* EXERCISE INSTRUCTIONS
1. Reproduce the passage on the Boeing 727 starting at "That design proved" and ending at "titanium fire wall.", substituting "steel" for "titanium".
2. According to the passage on the Boeing 727, how many of the aircraft had been built when production ended in 1984?

The 727 used the same forward fuselage and cockpit section as the 707, but it was intended for use at smaller airports. The aircraft was distinguished by a high “T” tail, a 55-degree vertical fin, a selfcontained rear-entry stair, and three aft-mounted turbofan engines.
That design proved to be incredibly successful. The 727 eventually became the world’s best-selling jetliner, with more than 1,800 models built when production ended in 1984. (Its record has since been surpassed by the 737, which is assembled at Boeing’s Renton plant today.)
“The tail section could be called the heart of the 727,” proclaimed ASSEMBLY. “It must bear the weight and thrust of the three 14,000-poundthrust engines, besides incorporating vital control surfaces in its sweptback fin and topside horizontal stabilizer.
“The fin, made of aluminum, is nearly four feet thick where its forward point joins the fuselage,” added the magazine. “Below the fin, between the middle engine and the cabin, is a titanium fire wall.

* ENTRIES SHOWN
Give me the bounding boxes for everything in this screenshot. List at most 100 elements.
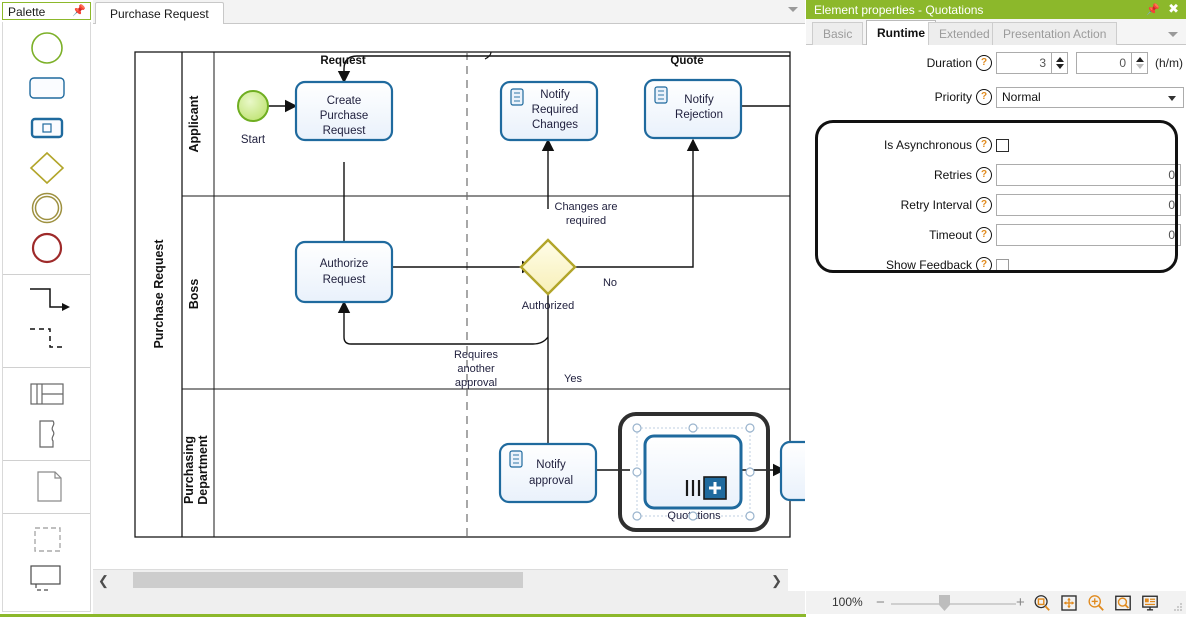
palette-item-intermediate-event[interactable] (3, 188, 90, 228)
tab-extended[interactable]: Extended (928, 22, 1001, 45)
question-mark-icon[interactable]: ? (976, 55, 992, 71)
svg-text:Rejection: Rejection (675, 109, 723, 121)
palette-item-message-flow[interactable] (3, 321, 90, 361)
plus-icon[interactable]: + (1016, 594, 1025, 611)
retry-interval-label: Retry Interval (900, 198, 972, 212)
zoom-to-selection-icon[interactable] (1033, 594, 1051, 612)
tab-runtime-label: Runtime (877, 26, 925, 40)
application-window: Palette 📌 Purchase Request Purchase Requ… (0, 0, 1186, 617)
question-mark-icon[interactable]: ? (976, 89, 992, 105)
node-start-event[interactable] (237, 90, 269, 122)
flow-label-changes-1: Changes are (555, 201, 618, 213)
palette-item-pool[interactable] (3, 374, 90, 414)
field-priority: Priority ? Normal (806, 82, 1186, 112)
zoom-slider-thumb[interactable] (939, 595, 950, 611)
chevron-down-icon[interactable] (788, 7, 798, 12)
duration-hours-input[interactable]: 3 (996, 52, 1052, 74)
duration-minutes-stepper[interactable] (1132, 52, 1148, 74)
runtime-properties-form: Duration ? 3 0 (h/m) Priority ? Normal I… (806, 48, 1186, 280)
chevron-left-icon[interactable]: ❮ (98, 573, 109, 589)
palette-item-annotation[interactable] (3, 560, 90, 600)
palette-group-connectors (3, 275, 90, 368)
zoom-slider-track[interactable] (891, 603, 1016, 605)
is-asynchronous-checkbox[interactable] (996, 138, 1009, 152)
palette-item-gateway[interactable] (3, 148, 90, 188)
zoom-in-icon[interactable] (1087, 594, 1105, 612)
palette-item-end-event[interactable] (3, 228, 90, 268)
diagram-canvas[interactable]: Purchase Request Applicant Boss Purchasi… (93, 24, 805, 569)
canvas-bottom-filler (93, 591, 805, 615)
chevron-down-icon[interactable] (1168, 32, 1178, 37)
palette-title: Palette (8, 5, 46, 19)
palette-group-document (3, 461, 90, 514)
flow-label-no: No (603, 277, 617, 289)
pin-icon[interactable]: 📌 (72, 4, 86, 17)
zoom-statusbar: 100% − + (806, 591, 1186, 614)
canvas-horizontal-scrollbar[interactable]: ❮ ❯ (93, 569, 788, 591)
retries-input[interactable]: 0 (996, 164, 1181, 186)
circle-green-icon (30, 32, 63, 64)
question-mark-icon[interactable]: ? (976, 257, 992, 273)
palette-item-task[interactable] (3, 68, 90, 108)
palette-item-start-event[interactable] (3, 28, 90, 68)
priority-select[interactable]: Normal (996, 86, 1184, 108)
question-mark-icon[interactable]: ? (976, 167, 992, 183)
palette-item-subprocess[interactable] (3, 108, 90, 148)
element-properties-panel: Element properties - Quotations 📌 ✖ Basi… (806, 0, 1186, 617)
tab-purchase-request[interactable]: Purchase Request (95, 2, 224, 25)
duration-hours-stepper[interactable] (1052, 52, 1068, 74)
stepper-up-icon[interactable] (1136, 57, 1144, 62)
palette-item-data-object[interactable] (3, 414, 90, 454)
palette-item-sequence-flow[interactable] (3, 281, 90, 321)
svg-text:Purchase: Purchase (320, 110, 369, 122)
lane-label-applicant: Applicant (187, 95, 201, 153)
resize-grip-icon[interactable] (1173, 602, 1183, 612)
gateway-label: Authorized (522, 300, 575, 312)
zoom-area-icon[interactable] (1114, 594, 1132, 612)
chevron-right-icon[interactable]: ❯ (771, 573, 782, 589)
send-task-icon (510, 88, 524, 106)
duration-minutes-input[interactable]: 0 (1076, 52, 1132, 74)
tab-runtime[interactable]: Runtime (866, 20, 936, 45)
question-mark-icon[interactable]: ? (976, 137, 992, 153)
stepper-up-icon[interactable] (1056, 57, 1064, 62)
rounded-rect-bold-blue-icon (30, 117, 63, 139)
palette-group-artifacts (3, 368, 90, 461)
stepper-down-icon[interactable] (1056, 64, 1064, 69)
svg-text:Request: Request (323, 125, 367, 137)
solid-arrow-connector-icon (29, 288, 70, 311)
palette-item-document[interactable] (3, 467, 90, 507)
timeout-input[interactable]: 0 (996, 224, 1181, 246)
horizontal-scroll-thumb[interactable] (133, 572, 523, 588)
close-icon[interactable]: ✖ (1168, 2, 1179, 15)
pin-icon[interactable]: 📌 (1146, 3, 1160, 16)
field-retries: Retries ? 0 (806, 160, 1186, 190)
node-authorize-request[interactable] (294, 240, 394, 304)
palette-header: Palette 📌 (2, 2, 91, 20)
fit-to-page-icon[interactable] (1060, 594, 1078, 612)
flow-label-request: Request (320, 55, 366, 67)
tab-presentation-action[interactable]: Presentation Action (992, 22, 1118, 45)
show-feedback-checkbox[interactable] (996, 258, 1009, 272)
flow-label-requires-3: approval (455, 377, 497, 389)
question-mark-icon[interactable]: ? (976, 227, 992, 243)
presentation-mode-icon[interactable] (1141, 594, 1159, 612)
question-mark-icon[interactable]: ? (976, 197, 992, 213)
chevron-down-icon[interactable] (1168, 95, 1176, 101)
send-task-icon (509, 450, 523, 468)
svg-text:Request: Request (323, 274, 367, 286)
field-timeout: Timeout ? 0 (806, 220, 1186, 250)
sub-process-marker-icon (685, 476, 727, 500)
svg-text:Authorize: Authorize (320, 258, 369, 270)
is-asynchronous-label: Is Asynchronous (883, 138, 972, 152)
palette-item-group[interactable] (3, 520, 90, 560)
minus-icon[interactable]: − (876, 594, 885, 611)
node-next-partial[interactable] (779, 440, 805, 502)
tab-basic[interactable]: Basic (812, 22, 864, 45)
retry-interval-input[interactable]: 0 (996, 194, 1181, 216)
tab-extended-label: Extended (939, 27, 990, 41)
svg-text:Required: Required (532, 104, 579, 116)
palette-items-list (2, 22, 91, 612)
properties-titlebar: Element properties - Quotations 📌 ✖ (806, 0, 1186, 19)
stepper-down-icon[interactable] (1136, 64, 1144, 69)
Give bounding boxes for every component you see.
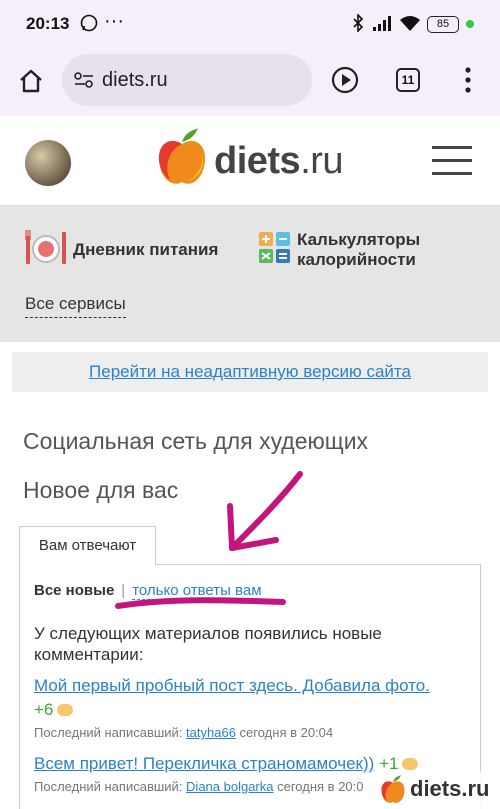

* CORRECT ANSWERS
1.
That design proved to be incredibly successful. The 727 eventually became the world’s best-selling jetliner, with more than 1,800 models built when production ended in 1984. (Its record has since been surpassed by the 737, which is assembled at Boeing’s Renton plant today.)
“The tail section could be called the heart of the 727,” proclaimed ASSEMBLY. “It must bear the weight and thrust of the three 14,000-poundthrust engines, besides incorporating vital control surfaces in its sweptback fin and topside horizontal stabilizer.
“The fin, made of aluminum, is nearly four feet thick where its forward point joins the fuselage,” added the magazine. “Below the fin, between the middle engine and the cabin, is a steel fire wall.

2. More than 1,800.